- _Exercise brief_
Search the records that follow and extract every line containing the string "จการ".

━━━━━━

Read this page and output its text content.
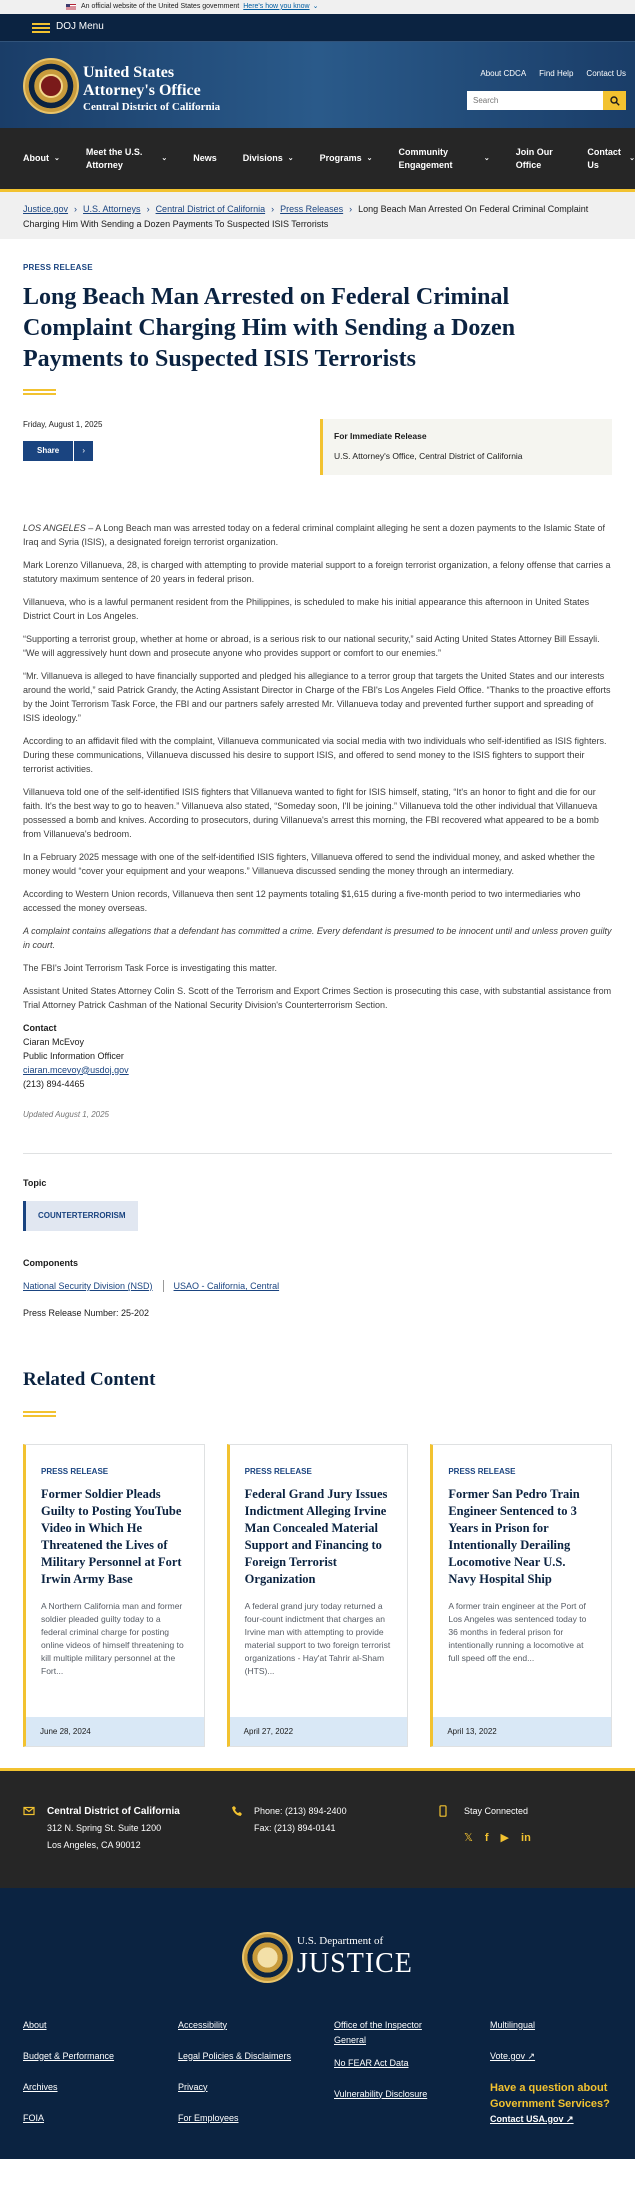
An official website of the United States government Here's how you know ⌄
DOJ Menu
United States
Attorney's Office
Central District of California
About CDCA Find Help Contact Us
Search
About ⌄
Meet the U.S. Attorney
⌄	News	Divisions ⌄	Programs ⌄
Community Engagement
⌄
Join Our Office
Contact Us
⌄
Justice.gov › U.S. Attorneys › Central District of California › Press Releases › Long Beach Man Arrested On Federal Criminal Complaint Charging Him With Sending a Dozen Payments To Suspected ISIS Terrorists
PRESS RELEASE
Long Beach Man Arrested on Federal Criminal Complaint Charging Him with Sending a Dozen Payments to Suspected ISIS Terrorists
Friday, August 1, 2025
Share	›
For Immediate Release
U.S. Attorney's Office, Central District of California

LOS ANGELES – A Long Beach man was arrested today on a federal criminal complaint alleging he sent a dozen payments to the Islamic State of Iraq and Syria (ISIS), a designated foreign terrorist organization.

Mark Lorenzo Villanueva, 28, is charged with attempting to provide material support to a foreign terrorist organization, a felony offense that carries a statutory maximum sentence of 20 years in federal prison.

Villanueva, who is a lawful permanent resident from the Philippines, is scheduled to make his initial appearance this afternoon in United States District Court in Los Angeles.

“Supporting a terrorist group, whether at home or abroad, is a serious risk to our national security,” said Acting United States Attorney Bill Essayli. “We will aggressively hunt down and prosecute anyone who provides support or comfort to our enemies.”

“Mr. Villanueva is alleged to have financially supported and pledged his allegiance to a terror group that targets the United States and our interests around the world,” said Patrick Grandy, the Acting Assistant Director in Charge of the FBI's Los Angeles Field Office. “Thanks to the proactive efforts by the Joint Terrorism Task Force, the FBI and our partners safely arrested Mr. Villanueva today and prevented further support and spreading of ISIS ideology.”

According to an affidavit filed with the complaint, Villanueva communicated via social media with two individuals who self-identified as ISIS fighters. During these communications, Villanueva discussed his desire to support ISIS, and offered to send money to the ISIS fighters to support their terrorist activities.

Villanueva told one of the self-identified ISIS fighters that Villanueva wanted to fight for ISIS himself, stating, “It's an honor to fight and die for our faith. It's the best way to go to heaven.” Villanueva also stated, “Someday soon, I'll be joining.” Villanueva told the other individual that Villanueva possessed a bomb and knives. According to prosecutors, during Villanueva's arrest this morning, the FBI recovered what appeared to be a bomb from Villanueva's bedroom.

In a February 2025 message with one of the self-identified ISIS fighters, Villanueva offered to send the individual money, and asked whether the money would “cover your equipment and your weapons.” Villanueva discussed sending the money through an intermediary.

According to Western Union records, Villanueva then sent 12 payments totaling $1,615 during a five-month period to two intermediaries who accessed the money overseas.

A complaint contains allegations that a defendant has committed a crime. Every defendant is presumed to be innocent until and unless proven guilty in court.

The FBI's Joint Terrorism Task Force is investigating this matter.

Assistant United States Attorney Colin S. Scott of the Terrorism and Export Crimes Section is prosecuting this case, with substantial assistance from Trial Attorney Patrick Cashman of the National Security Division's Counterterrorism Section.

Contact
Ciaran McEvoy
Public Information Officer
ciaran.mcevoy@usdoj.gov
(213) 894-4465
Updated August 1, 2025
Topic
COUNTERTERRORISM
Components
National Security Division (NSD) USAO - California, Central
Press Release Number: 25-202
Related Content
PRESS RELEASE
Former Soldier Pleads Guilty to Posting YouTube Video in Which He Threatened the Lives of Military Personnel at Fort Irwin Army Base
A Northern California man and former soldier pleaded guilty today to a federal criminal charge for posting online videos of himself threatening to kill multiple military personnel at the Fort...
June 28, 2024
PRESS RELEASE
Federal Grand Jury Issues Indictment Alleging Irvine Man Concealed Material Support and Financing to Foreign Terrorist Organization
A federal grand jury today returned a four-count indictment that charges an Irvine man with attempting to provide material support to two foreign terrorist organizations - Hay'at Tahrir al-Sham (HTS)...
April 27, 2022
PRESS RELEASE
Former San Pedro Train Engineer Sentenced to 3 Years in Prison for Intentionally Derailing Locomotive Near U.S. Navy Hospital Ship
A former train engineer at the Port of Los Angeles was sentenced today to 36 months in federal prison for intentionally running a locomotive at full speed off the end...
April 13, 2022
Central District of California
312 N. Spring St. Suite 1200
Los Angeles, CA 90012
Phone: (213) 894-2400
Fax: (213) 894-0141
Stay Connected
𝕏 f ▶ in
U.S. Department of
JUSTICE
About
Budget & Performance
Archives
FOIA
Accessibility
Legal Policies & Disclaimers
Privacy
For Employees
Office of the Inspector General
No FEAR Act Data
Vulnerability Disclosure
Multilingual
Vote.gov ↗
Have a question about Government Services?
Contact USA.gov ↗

━━━━━━

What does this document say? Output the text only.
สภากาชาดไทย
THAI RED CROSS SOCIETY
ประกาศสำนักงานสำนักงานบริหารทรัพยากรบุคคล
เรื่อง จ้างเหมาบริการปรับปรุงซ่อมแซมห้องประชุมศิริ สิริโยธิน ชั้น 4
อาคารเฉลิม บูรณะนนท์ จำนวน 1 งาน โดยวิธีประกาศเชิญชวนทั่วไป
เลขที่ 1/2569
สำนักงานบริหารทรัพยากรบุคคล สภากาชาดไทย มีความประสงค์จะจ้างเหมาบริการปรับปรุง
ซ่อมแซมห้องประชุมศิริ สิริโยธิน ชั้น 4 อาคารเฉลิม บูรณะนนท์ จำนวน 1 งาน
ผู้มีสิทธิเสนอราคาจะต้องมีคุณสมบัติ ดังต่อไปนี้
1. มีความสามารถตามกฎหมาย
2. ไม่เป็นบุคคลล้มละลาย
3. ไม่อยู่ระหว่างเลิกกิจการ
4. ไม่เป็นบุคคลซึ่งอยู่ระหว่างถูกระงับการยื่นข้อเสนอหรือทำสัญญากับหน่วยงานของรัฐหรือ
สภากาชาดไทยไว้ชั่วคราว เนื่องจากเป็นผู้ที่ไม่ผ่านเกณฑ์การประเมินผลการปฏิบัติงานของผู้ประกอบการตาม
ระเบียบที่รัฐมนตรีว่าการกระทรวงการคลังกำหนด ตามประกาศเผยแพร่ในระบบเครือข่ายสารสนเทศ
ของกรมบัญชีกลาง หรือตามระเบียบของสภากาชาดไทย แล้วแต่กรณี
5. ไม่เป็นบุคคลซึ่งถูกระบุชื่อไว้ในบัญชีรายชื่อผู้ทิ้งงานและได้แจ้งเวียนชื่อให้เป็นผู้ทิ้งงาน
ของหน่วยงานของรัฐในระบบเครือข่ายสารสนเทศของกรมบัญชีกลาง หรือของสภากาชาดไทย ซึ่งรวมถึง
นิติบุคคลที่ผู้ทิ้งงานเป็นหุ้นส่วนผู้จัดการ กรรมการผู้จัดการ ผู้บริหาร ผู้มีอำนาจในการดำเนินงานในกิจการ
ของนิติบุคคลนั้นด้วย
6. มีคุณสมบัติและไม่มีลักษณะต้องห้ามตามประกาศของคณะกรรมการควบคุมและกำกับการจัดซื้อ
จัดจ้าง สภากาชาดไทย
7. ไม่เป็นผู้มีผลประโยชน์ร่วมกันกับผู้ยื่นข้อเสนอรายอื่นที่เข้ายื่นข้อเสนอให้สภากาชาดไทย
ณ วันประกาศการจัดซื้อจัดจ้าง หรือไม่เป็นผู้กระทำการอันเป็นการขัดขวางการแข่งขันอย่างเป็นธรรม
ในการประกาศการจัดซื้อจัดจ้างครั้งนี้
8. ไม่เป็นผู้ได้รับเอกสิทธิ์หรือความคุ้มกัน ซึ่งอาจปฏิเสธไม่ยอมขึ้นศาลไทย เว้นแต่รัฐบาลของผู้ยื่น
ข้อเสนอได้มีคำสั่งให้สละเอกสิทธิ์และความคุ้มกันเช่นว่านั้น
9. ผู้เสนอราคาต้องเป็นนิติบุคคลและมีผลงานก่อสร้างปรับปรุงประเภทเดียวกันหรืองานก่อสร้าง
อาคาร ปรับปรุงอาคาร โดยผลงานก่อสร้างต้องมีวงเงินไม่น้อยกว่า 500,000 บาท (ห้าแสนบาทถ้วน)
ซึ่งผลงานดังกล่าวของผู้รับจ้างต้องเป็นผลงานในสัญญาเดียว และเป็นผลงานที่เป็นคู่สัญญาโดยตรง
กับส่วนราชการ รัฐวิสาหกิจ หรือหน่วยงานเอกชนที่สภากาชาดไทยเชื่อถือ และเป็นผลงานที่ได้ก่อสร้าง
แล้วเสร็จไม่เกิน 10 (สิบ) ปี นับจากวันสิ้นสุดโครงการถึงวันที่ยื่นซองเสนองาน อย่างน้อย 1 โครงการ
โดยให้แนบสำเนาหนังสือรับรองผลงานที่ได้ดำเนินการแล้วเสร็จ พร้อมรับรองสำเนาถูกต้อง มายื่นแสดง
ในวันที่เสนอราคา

━━━━━━

- _Result for this task_
3. ไม่อยู่ระหว่างเลิกกิจการ
นิติบุคคลที่ผู้ทิ้งงานเป็นหุ้นส่วนผู้จัดการ กรรมการผู้จัดการ ผู้บริหาร ผู้มีอำนาจในการดำเนินงานในกิจการ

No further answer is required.